Short problem: In the entries below, find the lines with the word "content" and copy them.

Record extracts:
◆ ◆ ◆ ◆ ◆
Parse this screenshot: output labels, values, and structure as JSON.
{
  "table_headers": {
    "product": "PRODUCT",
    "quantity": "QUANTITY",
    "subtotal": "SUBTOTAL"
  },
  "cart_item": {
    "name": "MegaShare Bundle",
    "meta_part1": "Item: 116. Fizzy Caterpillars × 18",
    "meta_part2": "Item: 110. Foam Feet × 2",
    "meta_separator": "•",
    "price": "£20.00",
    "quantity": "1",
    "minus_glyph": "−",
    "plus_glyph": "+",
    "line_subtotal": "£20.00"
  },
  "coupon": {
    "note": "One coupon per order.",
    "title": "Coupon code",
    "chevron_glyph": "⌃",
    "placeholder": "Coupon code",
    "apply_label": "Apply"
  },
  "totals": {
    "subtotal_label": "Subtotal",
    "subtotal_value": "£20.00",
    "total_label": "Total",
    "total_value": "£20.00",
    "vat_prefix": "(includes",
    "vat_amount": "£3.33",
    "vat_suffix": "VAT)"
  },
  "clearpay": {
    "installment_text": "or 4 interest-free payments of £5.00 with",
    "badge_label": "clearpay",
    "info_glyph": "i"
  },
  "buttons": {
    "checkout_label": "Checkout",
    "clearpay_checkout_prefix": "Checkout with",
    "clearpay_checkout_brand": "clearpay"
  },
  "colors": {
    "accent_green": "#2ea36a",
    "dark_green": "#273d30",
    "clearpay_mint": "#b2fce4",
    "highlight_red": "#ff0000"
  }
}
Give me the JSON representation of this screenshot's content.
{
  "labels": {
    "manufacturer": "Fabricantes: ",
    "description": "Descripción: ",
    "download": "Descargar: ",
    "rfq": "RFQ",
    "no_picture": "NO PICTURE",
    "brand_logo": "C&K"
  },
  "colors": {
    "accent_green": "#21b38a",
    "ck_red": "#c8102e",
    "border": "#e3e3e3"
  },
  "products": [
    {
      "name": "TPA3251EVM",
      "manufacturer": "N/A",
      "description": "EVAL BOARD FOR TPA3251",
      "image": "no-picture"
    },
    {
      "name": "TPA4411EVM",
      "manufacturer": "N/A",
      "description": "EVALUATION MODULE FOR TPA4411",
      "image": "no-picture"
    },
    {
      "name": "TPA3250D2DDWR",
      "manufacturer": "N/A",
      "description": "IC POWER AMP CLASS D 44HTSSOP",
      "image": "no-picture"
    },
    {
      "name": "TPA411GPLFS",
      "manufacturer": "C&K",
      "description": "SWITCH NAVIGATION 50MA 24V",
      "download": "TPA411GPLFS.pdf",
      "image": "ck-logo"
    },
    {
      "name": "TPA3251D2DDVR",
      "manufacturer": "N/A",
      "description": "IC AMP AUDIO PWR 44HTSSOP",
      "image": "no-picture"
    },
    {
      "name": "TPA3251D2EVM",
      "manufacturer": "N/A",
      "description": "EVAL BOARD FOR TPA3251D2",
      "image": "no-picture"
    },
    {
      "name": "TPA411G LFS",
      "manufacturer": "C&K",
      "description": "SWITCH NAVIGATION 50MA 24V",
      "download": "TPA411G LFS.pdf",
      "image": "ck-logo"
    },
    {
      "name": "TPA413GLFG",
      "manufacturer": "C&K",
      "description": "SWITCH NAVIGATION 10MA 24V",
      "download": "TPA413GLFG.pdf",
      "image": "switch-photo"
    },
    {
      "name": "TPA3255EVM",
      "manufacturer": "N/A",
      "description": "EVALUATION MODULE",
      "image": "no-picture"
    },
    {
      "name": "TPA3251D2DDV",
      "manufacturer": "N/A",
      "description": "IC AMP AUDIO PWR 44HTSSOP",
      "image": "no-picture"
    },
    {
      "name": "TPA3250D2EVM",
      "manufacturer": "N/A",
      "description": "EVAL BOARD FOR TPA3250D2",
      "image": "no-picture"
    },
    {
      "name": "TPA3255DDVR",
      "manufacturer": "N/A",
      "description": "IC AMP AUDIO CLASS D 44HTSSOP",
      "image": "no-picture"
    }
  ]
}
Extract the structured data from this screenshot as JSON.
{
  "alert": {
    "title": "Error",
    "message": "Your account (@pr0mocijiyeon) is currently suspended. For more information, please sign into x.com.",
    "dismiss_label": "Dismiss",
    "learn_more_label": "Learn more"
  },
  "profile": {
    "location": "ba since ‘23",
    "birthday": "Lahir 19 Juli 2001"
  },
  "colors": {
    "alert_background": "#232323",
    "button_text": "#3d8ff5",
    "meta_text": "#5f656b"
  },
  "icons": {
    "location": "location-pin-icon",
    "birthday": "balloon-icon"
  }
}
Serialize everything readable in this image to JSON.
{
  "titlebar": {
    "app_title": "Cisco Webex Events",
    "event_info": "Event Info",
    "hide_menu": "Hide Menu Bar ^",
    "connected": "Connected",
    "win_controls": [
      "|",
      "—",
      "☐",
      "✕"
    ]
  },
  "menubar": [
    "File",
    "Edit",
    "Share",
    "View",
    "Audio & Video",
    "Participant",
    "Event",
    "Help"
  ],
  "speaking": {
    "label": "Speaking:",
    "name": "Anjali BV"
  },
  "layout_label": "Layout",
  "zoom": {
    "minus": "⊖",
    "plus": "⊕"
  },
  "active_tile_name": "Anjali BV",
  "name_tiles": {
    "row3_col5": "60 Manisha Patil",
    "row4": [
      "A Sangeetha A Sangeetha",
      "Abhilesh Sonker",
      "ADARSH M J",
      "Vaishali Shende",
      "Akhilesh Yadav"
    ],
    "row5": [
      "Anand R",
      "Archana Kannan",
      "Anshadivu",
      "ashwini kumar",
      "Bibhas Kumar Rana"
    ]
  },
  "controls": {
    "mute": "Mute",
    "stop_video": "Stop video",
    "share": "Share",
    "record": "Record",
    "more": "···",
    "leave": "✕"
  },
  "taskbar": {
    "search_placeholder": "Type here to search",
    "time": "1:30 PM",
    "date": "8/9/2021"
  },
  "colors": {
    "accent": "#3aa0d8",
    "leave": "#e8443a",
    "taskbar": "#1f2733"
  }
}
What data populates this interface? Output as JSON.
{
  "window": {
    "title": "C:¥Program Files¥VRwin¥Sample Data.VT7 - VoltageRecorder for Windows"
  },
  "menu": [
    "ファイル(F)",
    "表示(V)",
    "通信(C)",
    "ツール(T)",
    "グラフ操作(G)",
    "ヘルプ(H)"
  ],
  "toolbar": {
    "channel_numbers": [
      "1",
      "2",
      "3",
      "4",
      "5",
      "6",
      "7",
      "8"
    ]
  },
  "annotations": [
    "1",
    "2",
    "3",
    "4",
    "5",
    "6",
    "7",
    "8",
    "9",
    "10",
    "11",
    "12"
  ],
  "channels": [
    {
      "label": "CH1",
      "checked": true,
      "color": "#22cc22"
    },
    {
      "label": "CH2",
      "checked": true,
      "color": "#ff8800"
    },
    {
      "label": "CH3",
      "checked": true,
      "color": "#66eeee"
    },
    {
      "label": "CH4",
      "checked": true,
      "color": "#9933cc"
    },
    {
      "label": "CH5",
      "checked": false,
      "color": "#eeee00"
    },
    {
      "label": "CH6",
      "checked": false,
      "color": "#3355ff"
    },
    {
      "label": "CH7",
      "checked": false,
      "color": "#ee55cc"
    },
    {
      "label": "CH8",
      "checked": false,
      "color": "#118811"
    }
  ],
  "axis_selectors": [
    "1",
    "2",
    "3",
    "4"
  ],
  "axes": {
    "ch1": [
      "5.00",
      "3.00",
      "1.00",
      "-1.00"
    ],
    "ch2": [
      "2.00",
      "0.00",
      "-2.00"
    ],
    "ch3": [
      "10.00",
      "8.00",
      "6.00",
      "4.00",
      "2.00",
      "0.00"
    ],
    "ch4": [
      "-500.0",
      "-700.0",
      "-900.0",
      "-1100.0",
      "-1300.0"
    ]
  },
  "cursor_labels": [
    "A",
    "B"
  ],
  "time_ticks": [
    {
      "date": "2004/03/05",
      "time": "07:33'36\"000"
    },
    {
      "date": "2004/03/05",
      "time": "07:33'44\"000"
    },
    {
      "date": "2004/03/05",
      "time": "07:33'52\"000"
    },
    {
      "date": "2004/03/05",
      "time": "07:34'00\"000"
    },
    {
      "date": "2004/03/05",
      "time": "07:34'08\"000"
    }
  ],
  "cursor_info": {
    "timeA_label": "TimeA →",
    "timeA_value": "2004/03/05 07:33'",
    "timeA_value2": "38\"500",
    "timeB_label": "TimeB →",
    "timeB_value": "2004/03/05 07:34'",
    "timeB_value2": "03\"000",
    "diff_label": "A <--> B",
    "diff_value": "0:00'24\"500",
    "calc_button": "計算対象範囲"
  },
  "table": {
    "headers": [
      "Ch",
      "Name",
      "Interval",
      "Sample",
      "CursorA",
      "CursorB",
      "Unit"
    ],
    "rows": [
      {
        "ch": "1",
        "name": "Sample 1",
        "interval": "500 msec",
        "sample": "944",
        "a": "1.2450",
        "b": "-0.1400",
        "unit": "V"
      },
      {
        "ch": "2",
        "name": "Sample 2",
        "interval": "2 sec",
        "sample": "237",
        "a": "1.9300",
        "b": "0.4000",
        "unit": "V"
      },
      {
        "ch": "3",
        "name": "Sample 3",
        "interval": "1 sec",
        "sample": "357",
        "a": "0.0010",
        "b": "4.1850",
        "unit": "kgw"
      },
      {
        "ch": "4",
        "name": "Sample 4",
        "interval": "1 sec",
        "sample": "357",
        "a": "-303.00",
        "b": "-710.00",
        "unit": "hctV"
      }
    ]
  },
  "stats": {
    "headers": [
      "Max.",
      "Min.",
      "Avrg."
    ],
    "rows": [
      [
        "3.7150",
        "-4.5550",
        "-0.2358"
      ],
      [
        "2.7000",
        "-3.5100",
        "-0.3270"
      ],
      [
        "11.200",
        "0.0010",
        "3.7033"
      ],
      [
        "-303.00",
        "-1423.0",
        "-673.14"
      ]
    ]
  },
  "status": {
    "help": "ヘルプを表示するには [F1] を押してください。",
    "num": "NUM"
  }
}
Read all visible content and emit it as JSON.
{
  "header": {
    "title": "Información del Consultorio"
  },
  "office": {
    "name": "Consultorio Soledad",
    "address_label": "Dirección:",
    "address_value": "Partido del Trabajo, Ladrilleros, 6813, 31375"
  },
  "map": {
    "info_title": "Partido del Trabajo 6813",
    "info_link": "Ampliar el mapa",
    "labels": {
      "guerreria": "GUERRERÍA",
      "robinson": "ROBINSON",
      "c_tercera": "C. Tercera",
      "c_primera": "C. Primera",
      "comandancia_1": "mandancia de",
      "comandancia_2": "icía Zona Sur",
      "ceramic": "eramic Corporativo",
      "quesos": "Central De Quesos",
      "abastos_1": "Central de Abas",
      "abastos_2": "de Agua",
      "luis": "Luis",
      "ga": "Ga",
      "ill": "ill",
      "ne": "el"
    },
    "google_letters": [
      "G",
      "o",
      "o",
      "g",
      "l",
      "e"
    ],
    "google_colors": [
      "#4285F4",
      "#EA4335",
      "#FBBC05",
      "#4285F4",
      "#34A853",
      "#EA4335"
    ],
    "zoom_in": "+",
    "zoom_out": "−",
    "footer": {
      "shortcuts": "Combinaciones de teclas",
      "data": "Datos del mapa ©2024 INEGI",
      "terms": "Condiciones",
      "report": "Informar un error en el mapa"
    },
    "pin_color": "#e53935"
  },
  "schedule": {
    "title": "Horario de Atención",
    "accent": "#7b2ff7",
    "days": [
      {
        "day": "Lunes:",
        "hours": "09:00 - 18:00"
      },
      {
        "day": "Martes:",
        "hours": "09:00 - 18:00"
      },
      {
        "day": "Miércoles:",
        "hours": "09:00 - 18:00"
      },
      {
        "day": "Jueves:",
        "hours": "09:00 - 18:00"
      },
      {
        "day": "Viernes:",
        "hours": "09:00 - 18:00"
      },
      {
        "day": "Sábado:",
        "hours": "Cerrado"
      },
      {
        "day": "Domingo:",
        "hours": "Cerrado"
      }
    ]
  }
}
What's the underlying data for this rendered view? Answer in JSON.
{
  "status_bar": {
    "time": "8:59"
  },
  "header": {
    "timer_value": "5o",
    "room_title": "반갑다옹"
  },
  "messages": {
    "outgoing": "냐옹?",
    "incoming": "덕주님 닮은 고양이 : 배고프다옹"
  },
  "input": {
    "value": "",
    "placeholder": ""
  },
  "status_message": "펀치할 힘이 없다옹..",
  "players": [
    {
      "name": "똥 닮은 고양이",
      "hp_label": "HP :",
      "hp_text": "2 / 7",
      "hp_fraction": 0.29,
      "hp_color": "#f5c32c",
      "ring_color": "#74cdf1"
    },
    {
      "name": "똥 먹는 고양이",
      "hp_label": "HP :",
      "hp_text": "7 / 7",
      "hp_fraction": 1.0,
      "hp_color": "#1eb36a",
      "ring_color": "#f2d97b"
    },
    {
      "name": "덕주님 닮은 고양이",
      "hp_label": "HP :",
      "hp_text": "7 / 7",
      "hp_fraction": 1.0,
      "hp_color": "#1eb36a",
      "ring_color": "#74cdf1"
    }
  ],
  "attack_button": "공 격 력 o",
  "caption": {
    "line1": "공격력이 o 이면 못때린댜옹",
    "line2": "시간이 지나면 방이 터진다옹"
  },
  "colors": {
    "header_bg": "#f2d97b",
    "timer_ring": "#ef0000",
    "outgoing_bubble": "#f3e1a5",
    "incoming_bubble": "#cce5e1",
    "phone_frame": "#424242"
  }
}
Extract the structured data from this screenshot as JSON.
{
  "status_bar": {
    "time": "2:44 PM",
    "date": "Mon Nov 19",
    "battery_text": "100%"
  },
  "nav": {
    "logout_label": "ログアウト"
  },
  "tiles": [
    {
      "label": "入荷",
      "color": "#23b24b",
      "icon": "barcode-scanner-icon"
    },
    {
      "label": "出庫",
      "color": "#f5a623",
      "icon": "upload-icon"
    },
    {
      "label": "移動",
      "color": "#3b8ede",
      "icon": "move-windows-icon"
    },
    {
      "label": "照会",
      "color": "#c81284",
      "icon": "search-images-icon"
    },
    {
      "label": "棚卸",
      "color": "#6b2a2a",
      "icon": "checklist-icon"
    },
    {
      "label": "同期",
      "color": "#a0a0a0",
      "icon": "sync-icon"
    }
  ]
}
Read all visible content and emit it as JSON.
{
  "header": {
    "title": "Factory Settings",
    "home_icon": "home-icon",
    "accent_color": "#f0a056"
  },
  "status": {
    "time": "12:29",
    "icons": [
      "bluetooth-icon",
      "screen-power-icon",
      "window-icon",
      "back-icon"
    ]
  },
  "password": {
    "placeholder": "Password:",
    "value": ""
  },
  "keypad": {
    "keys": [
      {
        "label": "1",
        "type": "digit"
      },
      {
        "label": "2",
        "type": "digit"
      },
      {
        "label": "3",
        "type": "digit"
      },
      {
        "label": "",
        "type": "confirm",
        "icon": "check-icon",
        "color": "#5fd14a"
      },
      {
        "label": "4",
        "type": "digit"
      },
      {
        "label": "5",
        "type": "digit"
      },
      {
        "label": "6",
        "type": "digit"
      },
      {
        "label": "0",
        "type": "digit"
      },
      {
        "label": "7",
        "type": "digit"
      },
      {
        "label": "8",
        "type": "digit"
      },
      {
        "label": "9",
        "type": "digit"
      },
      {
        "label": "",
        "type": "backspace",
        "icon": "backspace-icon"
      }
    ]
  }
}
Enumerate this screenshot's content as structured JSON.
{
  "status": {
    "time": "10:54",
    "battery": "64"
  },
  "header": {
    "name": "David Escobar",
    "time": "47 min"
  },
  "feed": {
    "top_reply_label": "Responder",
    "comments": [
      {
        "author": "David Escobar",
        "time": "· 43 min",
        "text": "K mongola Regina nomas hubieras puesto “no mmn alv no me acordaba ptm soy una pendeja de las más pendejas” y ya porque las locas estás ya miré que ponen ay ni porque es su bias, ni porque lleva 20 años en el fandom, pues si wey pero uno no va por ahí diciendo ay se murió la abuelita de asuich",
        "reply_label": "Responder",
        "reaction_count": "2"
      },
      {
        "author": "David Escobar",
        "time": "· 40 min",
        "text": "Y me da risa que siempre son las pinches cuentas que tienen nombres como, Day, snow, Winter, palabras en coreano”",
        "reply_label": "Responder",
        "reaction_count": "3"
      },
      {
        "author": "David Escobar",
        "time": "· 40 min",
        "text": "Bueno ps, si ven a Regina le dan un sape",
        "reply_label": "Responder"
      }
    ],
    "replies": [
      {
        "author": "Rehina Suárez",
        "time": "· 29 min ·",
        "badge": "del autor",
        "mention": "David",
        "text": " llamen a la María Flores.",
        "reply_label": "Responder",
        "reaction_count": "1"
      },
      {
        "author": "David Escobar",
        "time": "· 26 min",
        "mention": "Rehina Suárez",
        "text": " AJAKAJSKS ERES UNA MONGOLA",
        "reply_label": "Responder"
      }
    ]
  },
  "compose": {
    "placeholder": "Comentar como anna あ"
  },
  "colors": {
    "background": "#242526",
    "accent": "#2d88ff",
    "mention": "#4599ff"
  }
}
◆ ◆ ◆ ◆ ◆
Result of the task:
Give me the JSON representation of this screenshot's content.
Read all visible content and emit it as JSON.
Read all visible content and emit it as JSON.
Enumerate this screenshot's content as structured JSON.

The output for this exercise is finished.